▸ **Objective**:
Spot every line with the word "viru" and return it.

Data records
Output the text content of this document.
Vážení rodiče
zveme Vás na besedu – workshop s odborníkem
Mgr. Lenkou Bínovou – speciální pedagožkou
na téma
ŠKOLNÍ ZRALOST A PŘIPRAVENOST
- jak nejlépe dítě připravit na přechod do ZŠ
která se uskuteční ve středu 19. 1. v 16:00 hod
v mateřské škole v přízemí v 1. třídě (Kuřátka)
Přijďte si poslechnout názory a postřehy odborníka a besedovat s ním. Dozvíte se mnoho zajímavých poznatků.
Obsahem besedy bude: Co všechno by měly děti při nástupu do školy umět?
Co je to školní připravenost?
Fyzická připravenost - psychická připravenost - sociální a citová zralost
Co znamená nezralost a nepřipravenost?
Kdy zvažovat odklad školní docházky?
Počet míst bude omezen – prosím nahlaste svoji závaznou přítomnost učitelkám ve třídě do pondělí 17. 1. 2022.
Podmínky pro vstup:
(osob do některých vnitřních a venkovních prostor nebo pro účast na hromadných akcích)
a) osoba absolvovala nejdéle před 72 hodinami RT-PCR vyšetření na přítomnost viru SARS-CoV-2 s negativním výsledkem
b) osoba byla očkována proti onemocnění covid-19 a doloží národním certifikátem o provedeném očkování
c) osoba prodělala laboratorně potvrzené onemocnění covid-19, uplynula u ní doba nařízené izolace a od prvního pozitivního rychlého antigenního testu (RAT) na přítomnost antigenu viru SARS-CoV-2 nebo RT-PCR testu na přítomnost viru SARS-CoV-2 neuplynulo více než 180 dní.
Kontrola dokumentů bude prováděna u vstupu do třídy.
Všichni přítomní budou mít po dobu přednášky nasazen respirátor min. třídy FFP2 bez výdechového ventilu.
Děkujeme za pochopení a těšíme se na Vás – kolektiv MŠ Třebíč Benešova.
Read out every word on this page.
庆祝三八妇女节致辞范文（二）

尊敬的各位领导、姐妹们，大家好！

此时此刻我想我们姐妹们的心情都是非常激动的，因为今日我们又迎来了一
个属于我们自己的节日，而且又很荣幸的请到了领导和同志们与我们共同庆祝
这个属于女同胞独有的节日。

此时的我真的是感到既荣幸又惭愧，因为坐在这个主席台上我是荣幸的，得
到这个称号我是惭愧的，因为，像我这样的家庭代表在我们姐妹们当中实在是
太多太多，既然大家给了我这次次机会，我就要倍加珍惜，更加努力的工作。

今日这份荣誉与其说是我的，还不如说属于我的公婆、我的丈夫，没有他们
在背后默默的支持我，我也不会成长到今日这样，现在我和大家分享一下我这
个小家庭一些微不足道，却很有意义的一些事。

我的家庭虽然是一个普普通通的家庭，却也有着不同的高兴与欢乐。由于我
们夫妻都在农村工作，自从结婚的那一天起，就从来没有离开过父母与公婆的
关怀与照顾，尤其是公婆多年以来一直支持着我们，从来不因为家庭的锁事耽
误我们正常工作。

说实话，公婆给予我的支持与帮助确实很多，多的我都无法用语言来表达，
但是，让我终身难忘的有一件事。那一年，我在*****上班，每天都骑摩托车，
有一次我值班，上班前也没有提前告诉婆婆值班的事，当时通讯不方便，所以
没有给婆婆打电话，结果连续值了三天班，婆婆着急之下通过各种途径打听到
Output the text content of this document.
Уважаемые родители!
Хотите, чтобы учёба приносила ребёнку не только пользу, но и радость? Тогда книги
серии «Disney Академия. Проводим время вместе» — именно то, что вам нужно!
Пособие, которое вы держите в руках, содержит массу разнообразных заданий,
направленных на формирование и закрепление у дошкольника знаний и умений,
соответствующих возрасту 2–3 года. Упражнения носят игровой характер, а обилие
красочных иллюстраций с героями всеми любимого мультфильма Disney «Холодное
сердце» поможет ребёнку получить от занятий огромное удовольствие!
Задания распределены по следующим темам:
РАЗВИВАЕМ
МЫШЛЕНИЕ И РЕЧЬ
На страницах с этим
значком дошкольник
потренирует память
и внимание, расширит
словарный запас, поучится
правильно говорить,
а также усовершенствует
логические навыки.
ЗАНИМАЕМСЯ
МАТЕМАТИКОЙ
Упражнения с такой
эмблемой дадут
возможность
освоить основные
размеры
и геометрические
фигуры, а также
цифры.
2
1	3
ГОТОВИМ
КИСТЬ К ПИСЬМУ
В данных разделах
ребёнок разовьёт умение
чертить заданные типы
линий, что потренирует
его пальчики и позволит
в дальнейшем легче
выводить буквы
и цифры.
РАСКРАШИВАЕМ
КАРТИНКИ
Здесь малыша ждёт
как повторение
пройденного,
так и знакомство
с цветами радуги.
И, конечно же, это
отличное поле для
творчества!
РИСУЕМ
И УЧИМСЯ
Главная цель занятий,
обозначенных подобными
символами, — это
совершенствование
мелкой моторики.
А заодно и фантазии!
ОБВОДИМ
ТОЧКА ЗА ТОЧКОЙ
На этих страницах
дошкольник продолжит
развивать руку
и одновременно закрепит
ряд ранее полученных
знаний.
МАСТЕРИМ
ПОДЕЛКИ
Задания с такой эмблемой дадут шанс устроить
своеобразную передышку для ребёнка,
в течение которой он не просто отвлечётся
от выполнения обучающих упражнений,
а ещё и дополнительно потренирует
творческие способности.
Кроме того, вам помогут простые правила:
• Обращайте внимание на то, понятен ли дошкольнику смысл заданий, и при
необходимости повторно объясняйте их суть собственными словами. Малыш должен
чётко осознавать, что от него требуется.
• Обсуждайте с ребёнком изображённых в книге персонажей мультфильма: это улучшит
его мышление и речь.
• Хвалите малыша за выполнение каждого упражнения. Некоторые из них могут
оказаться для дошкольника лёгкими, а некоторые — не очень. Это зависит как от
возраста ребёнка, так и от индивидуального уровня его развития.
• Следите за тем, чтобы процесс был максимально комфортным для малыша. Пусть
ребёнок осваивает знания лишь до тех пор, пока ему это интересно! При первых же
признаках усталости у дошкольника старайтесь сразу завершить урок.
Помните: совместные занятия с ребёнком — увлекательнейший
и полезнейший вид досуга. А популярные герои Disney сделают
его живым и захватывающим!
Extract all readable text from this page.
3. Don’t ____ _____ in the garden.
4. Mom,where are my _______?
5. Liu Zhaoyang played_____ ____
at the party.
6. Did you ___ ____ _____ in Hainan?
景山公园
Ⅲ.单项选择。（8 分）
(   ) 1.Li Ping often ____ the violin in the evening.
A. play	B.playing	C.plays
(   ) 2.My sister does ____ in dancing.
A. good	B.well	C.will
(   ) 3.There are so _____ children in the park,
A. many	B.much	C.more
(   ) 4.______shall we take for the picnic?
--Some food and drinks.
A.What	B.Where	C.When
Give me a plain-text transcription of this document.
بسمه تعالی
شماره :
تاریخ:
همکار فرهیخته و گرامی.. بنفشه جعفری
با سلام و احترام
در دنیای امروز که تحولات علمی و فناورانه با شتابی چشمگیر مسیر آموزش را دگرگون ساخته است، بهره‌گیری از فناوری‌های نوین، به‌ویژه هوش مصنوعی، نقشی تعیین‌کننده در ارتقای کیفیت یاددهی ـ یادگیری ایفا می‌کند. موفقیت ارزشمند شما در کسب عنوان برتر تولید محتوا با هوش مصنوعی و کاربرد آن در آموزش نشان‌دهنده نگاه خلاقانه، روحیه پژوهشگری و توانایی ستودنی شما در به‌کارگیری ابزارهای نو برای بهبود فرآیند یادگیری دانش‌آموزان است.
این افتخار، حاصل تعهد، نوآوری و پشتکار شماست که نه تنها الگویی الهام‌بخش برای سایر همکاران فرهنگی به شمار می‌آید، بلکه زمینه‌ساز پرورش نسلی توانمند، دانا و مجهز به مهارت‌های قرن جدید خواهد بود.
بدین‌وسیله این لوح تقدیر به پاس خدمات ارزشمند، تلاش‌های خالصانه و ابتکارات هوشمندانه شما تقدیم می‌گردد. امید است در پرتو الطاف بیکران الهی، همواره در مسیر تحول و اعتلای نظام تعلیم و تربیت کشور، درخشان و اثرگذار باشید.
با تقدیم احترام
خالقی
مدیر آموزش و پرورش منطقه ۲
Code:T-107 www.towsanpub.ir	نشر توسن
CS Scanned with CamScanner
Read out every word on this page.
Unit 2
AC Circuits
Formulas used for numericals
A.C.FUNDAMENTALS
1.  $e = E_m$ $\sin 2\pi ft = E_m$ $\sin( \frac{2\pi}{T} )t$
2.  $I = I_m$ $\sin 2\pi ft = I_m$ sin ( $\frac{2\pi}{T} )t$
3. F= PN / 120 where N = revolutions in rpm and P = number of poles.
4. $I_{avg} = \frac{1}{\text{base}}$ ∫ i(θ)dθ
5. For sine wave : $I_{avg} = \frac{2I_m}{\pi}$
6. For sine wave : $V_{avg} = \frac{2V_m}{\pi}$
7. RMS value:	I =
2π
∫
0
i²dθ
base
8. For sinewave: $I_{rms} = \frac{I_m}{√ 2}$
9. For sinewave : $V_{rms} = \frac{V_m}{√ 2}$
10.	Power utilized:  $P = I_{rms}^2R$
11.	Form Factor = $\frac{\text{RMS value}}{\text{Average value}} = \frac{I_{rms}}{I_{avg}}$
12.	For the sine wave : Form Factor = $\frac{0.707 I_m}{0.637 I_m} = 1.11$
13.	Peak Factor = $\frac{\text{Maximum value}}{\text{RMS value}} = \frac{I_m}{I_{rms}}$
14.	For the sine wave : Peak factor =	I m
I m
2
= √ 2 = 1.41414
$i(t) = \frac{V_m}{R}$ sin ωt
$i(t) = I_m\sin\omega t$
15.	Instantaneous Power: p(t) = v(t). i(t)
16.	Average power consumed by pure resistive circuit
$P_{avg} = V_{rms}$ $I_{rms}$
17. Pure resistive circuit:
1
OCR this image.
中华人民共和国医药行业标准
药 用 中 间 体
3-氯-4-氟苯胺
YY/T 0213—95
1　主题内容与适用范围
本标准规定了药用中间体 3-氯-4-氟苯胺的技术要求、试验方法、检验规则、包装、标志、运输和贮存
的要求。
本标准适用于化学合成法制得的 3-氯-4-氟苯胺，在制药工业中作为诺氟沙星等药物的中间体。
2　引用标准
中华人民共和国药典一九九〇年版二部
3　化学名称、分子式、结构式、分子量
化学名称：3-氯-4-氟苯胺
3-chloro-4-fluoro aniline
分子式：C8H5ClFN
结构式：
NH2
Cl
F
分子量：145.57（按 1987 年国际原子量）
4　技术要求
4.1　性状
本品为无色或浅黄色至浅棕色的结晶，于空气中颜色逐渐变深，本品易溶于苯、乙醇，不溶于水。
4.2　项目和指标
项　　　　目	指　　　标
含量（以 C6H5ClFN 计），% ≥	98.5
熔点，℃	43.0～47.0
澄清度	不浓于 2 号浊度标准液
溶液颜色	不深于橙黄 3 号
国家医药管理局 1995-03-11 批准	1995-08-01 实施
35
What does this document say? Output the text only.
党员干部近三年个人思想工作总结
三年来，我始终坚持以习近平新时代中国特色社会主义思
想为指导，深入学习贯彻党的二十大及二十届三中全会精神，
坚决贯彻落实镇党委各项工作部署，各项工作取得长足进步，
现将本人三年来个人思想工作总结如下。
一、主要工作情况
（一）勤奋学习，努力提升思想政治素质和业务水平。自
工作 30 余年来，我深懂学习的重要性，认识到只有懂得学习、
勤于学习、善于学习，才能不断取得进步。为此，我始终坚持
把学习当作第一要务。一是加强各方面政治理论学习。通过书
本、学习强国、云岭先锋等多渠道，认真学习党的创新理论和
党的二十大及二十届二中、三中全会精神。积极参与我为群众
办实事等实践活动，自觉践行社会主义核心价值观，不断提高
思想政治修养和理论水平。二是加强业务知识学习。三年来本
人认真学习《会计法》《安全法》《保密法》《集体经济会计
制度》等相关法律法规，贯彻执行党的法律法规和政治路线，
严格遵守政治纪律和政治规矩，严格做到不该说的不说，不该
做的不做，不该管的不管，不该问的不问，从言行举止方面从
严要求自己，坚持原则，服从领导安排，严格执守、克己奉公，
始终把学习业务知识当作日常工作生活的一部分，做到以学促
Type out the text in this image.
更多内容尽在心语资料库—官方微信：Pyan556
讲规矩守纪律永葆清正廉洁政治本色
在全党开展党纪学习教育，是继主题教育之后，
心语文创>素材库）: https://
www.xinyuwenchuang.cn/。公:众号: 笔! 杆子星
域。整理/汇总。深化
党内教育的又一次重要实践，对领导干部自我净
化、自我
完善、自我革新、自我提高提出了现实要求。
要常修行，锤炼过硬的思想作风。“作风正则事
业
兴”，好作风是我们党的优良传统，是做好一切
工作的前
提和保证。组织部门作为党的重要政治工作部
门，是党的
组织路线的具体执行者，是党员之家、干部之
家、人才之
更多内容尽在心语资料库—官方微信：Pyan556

▸ **Exercise result**:
a) osoba absolvovala nejdéle před 72 hodinami RT-PCR vyšetření na přítomnost viru SARS-CoV-2 s negativním výsledkem
c) osoba prodělala laboratorně potvrzené onemocnění covid-19, uplynula u ní doba nařízené izolace a od prvního pozitivního rychlého antigenního testu (RAT) na přítomnost antigenu viru SARS-CoV-2 nebo RT-PCR testu na přítomnost viru SARS-CoV-2 neuplynulo více než 180 dní.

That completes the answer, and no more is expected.